WHAT YOU ARE ASKED TO DO -> Reproduce every record below exactly as written, leaving out any pictures.

PROVIDED INFORMATION ->
·····

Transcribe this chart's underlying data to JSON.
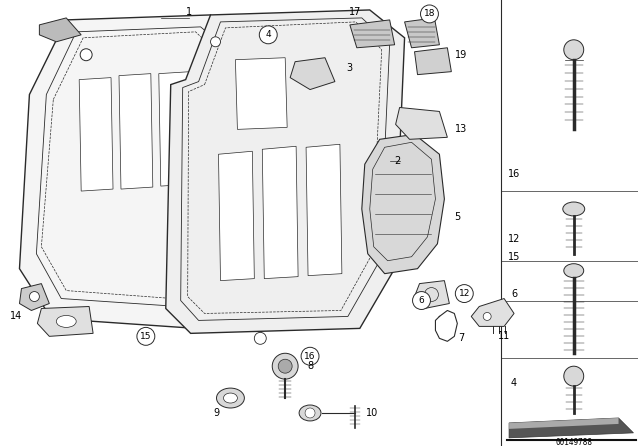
{
  "background_color": "#ffffff",
  "diagram_id": "00149788",
  "line_color": "#2a2a2a",
  "gray_fill": "#c8c8c8",
  "light_gray": "#e8e8e8",
  "dark_gray": "#888888"
}
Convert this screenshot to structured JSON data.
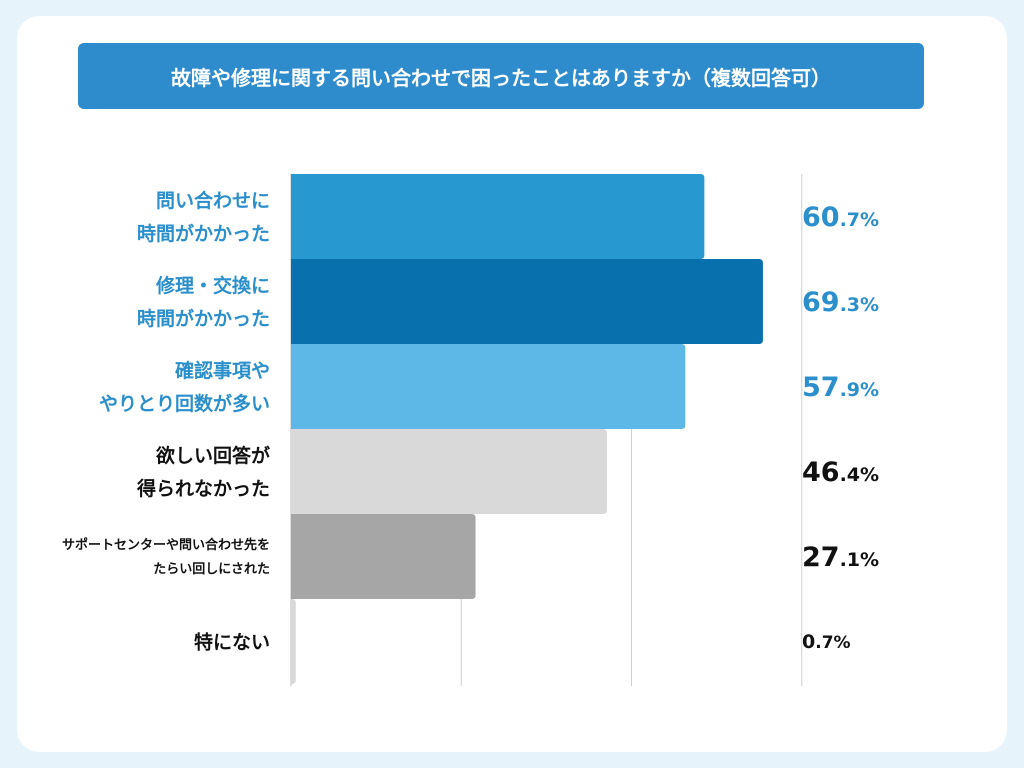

·····

ANSWER TO THIS PROBLEM ->
Transcribe this chart's underlying data to JSON.
{
  "background_color": "#ffffff",
  "diagram_id": "00149788",
  "line_color": "#2a2a2a",
  "gray_fill": "#c8c8c8",
  "light_gray": "#e8e8e8",
  "dark_gray": "#888888"
}
Convert this screenshot to structured JSON data.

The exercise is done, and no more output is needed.